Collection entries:

..............................

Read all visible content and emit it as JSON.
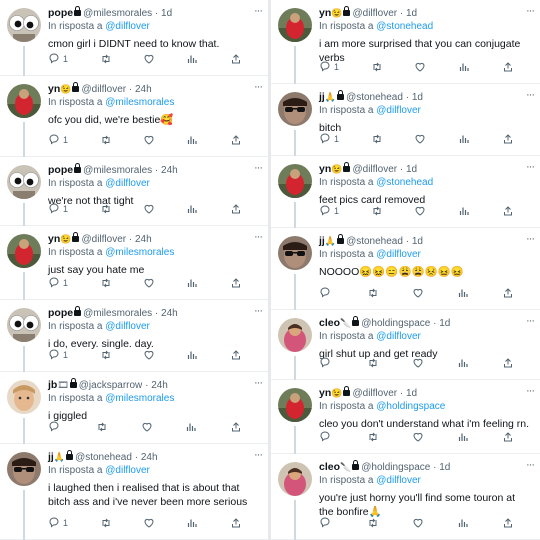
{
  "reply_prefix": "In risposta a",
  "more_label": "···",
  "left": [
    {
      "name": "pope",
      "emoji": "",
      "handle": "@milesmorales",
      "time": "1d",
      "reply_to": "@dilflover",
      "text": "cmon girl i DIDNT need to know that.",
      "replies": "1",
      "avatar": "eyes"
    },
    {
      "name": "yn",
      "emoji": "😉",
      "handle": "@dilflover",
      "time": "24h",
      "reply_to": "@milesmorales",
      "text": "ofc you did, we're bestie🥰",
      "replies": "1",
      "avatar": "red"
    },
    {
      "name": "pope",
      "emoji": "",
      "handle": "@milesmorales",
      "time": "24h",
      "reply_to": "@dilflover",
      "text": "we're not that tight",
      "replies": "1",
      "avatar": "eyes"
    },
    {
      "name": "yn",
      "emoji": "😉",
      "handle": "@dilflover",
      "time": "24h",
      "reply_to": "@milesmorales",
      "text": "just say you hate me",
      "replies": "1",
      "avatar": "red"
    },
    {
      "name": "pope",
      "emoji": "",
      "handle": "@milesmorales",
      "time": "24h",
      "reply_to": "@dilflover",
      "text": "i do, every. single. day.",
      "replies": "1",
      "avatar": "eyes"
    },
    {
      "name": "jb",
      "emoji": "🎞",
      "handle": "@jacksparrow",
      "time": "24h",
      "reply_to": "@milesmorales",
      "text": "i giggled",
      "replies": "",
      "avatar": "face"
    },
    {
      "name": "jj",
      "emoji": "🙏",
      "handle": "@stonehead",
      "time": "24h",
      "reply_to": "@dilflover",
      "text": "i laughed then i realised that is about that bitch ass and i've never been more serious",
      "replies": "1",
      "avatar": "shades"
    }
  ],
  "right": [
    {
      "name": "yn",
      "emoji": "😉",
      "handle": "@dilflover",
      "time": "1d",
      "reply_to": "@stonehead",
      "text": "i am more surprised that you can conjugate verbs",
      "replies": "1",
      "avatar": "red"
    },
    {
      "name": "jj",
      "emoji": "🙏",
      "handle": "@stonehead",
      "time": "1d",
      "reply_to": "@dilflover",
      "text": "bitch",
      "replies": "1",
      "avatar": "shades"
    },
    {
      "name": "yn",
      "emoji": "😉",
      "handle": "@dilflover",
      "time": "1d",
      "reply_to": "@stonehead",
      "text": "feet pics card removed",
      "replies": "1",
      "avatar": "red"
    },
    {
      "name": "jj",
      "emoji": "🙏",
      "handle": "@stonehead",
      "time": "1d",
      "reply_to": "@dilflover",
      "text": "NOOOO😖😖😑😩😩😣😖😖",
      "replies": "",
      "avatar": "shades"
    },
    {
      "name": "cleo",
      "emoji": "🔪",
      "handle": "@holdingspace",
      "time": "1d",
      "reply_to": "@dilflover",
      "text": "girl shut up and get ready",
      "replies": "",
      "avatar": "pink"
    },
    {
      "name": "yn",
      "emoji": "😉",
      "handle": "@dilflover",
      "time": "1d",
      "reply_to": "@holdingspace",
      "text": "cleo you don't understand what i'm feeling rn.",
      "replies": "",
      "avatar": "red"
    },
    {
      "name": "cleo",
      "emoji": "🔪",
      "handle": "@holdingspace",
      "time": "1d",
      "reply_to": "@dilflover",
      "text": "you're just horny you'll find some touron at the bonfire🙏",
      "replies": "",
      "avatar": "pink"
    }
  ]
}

..............................

What needs to be done:
From the listing above, print every entry precisely and drop the pictures.

Solved exercise:
Read all visible content and emit it as JSON.
{
  "reply_prefix": "In risposta a",
  "more_label": "···",
  "left": [
    {
      "name": "pope",
      "emoji": "",
      "handle": "@milesmorales",
      "time": "1d",
      "reply_to": "@dilflover",
      "text": "cmon girl i DIDNT need to know that.",
      "replies": "1",
      "avatar": "eyes"
    },
    {
      "name": "yn",
      "emoji": "😉",
      "handle": "@dilflover",
      "time": "24h",
      "reply_to": "@milesmorales",
      "text": "ofc you did, we're bestie🥰",
      "replies": "1",
      "avatar": "red"
    },
    {
      "name": "pope",
      "emoji": "",
      "handle": "@milesmorales",
      "time": "24h",
      "reply_to": "@dilflover",
      "text": "we're not that tight",
      "replies": "1",
      "avatar": "eyes"
    },
    {
      "name": "yn",
      "emoji": "😉",
      "handle": "@dilflover",
      "time": "24h",
      "reply_to": "@milesmorales",
      "text": "just say you hate me",
      "replies": "1",
      "avatar": "red"
    },
    {
      "name": "pope",
      "emoji": "",
      "handle": "@milesmorales",
      "time": "24h",
      "reply_to": "@dilflover",
      "text": "i do, every. single. day.",
      "replies": "1",
      "avatar": "eyes"
    },
    {
      "name": "jb",
      "emoji": "🎞",
      "handle": "@jacksparrow",
      "time": "24h",
      "reply_to": "@milesmorales",
      "text": "i giggled",
      "replies": "",
      "avatar": "face"
    },
    {
      "name": "jj",
      "emoji": "🙏",
      "handle": "@stonehead",
      "time": "24h",
      "reply_to": "@dilflover",
      "text": "i laughed then i realised that is about that bitch ass and i've never been more serious",
      "replies": "1",
      "avatar": "shades"
    }
  ],
  "right": [
    {
      "name": "yn",
      "emoji": "😉",
      "handle": "@dilflover",
      "time": "1d",
      "reply_to": "@stonehead",
      "text": "i am more surprised that you can conjugate verbs",
      "replies": "1",
      "avatar": "red"
    },
    {
      "name": "jj",
      "emoji": "🙏",
      "handle": "@stonehead",
      "time": "1d",
      "reply_to": "@dilflover",
      "text": "bitch",
      "replies": "1",
      "avatar": "shades"
    },
    {
      "name": "yn",
      "emoji": "😉",
      "handle": "@dilflover",
      "time": "1d",
      "reply_to": "@stonehead",
      "text": "feet pics card removed",
      "replies": "1",
      "avatar": "red"
    },
    {
      "name": "jj",
      "emoji": "🙏",
      "handle": "@stonehead",
      "time": "1d",
      "reply_to": "@dilflover",
      "text": "NOOOO😖😖😑😩😩😣😖😖",
      "replies": "",
      "avatar": "shades"
    },
    {
      "name": "cleo",
      "emoji": "🔪",
      "handle": "@holdingspace",
      "time": "1d",
      "reply_to": "@dilflover",
      "text": "girl shut up and get ready",
      "replies": "",
      "avatar": "pink"
    },
    {
      "name": "yn",
      "emoji": "😉",
      "handle": "@dilflover",
      "time": "1d",
      "reply_to": "@holdingspace",
      "text": "cleo you don't understand what i'm feeling rn.",
      "replies": "",
      "avatar": "red"
    },
    {
      "name": "cleo",
      "emoji": "🔪",
      "handle": "@holdingspace",
      "time": "1d",
      "reply_to": "@dilflover",
      "text": "you're just horny you'll find some touron at the bonfire🙏",
      "replies": "",
      "avatar": "pink"
    }
  ]
}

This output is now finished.